__Brief__. The blog post below on safe spaces and loneliness says people can feel alone in a crowded room. Using the post's own reason, explain in one to three sentences why this happens.

Let’s talk about creating safe spaces. A safe space is the ability to speak up about a concern and not be judged, interrupted, or made to feel as if your feelings are invalid. As you create safe spaces in your home remember that you need to do the same in multiple relationships. Feeling unseen and unheard is real. It’s the number one reason people can be in a crowded room and feel alone. In today’s blog we will talk about loneliness and safe spaces.
Being Lonely in a Crowded Room
We have seen people visualize that it looks like to feel or be lonely in a crowded room. If you never experience this feeling count yourself blessed. For the many who have experienced you know how overwhelming it can be. It’s the fight to be in the place but also feel like you haven’t gotten as close as you need to people around you. Also, safe spaces are necessary to elevate and heal those lonely places.
How Common is being Alone in the Room?
It is extremely common to feel as if you are in the room with others but feel alone. The feeling of being alone means that sometimes our actions are simply a coping mechanism. For instance, you can be at a party and dance, drink, and have a fun time but in all honestly you are simply there as a place holder in your own world. Being a place holder in your world happens when you have things on your mind and heart that you can’t formulate. It’s like wanting to scream but feeling as if no one will hear you. This is usually a sign that you need to tap into your mental health. Often the feeling is ignored.
What to do if you are overwhelmed with being alone?
One, ask yourself the honest questions. Are you alone in the sense of wanting to be coupled and that feeling is overwhelming you? I had a friend in my past who all they could think of was being married. So everyday she watched and analyzed everyone who was coupled and dug herself deeper into a mental anguish that her inability to be married at the time was a draw on their personal worth. Are you alone because you have things that is happening that you aren’t ready to take charge? For example, when I was in my twenties often, I was ashamed of my life choices so I would hide it.

__Excerpted data__.
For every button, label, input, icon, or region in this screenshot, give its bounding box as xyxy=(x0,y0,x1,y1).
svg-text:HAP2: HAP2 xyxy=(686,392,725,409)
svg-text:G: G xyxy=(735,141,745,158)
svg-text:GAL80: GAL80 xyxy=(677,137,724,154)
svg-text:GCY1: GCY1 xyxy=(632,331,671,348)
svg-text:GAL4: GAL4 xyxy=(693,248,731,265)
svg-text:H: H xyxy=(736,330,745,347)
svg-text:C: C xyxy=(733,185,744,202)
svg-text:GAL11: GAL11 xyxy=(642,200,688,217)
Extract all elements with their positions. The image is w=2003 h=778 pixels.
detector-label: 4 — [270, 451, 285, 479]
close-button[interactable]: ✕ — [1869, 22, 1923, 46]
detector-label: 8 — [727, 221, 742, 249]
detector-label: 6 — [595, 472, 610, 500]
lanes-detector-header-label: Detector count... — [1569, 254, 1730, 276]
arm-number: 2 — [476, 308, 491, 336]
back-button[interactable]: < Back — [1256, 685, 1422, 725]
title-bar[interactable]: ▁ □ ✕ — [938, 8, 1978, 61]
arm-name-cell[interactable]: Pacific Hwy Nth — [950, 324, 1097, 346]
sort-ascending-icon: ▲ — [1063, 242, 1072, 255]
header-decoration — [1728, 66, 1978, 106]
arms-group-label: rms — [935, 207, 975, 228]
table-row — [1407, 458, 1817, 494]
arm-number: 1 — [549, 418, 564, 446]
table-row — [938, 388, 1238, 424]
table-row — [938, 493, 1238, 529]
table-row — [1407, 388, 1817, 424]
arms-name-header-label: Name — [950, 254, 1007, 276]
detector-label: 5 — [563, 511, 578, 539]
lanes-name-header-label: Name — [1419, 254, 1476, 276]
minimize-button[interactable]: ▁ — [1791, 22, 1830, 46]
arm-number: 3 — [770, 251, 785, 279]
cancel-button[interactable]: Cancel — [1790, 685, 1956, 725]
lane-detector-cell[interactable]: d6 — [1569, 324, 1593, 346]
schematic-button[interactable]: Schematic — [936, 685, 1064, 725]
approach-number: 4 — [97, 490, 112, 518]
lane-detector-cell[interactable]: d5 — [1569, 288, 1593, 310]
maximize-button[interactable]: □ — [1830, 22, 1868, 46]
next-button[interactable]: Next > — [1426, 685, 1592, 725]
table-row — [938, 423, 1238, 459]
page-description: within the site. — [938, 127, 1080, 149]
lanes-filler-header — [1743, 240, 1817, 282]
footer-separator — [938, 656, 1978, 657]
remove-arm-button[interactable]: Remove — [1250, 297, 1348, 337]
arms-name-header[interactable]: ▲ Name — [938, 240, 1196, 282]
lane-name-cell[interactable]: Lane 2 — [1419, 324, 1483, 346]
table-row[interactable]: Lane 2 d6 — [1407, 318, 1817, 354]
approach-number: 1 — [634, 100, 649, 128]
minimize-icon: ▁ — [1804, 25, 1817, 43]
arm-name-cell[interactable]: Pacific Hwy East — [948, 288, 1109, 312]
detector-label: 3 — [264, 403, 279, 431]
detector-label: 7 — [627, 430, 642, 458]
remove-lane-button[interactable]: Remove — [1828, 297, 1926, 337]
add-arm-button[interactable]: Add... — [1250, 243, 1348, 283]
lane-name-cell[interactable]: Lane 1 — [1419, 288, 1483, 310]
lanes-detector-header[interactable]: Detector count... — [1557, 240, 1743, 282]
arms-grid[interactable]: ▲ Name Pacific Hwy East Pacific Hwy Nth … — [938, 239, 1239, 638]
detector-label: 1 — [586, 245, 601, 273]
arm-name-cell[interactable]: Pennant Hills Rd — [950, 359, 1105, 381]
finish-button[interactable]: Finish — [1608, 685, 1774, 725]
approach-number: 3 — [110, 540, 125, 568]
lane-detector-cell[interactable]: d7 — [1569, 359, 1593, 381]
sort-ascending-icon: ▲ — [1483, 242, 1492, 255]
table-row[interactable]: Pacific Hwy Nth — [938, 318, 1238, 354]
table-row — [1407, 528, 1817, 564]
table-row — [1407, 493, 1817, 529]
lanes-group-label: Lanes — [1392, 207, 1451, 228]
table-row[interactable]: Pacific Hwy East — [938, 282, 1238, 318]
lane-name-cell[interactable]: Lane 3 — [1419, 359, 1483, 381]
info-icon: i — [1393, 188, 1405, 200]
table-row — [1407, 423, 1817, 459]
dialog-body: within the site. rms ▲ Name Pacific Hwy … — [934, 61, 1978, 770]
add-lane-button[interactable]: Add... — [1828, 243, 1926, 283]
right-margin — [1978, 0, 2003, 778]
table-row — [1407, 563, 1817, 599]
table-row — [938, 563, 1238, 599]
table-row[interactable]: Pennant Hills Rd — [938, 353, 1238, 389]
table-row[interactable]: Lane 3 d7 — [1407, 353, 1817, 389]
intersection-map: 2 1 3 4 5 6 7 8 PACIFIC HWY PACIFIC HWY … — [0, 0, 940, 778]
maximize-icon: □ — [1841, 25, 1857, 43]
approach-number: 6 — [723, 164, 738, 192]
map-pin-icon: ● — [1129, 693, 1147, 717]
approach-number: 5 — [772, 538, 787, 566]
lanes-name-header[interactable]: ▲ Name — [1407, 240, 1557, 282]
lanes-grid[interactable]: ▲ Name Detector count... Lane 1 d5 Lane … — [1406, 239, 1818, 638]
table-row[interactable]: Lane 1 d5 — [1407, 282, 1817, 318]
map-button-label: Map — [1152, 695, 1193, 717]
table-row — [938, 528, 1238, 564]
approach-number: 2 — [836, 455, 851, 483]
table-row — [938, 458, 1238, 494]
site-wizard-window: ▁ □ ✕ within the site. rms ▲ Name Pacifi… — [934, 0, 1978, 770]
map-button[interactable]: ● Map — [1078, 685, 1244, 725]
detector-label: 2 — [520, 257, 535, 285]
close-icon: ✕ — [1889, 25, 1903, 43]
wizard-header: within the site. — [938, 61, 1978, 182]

__Problem solution__. People feel alone in a crowded room mainly because they feel unseen and unheard. The post calls this the number one reason for that kind of loneliness.